> _Directions_: Some lines in the records below may hold the word "using"; give the number of those lines and nothing else.

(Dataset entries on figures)
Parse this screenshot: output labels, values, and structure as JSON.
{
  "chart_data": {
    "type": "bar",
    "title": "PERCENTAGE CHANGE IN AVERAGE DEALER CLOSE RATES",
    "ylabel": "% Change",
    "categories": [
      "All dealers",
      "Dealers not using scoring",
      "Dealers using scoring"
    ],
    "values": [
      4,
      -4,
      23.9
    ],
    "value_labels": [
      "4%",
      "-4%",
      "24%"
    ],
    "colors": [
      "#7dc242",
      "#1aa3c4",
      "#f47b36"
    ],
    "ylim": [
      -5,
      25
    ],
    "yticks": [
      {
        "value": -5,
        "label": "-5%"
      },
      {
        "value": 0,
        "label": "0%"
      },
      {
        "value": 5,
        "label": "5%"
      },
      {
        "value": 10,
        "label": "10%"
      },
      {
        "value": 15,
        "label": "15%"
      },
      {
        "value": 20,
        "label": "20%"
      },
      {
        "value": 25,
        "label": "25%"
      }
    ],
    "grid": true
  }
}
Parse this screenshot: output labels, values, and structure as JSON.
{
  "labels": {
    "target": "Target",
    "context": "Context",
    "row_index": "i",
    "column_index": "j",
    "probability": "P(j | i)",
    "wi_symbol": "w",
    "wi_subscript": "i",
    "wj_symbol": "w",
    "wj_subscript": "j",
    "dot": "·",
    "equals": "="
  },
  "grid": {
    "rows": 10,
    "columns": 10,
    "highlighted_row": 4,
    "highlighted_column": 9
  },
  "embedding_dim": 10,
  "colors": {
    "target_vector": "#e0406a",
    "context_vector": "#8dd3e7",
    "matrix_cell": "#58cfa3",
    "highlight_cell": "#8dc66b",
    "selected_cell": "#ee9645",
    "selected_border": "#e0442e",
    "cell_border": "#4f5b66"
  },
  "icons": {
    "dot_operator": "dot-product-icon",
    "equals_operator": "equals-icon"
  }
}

> _Output for this task_: 2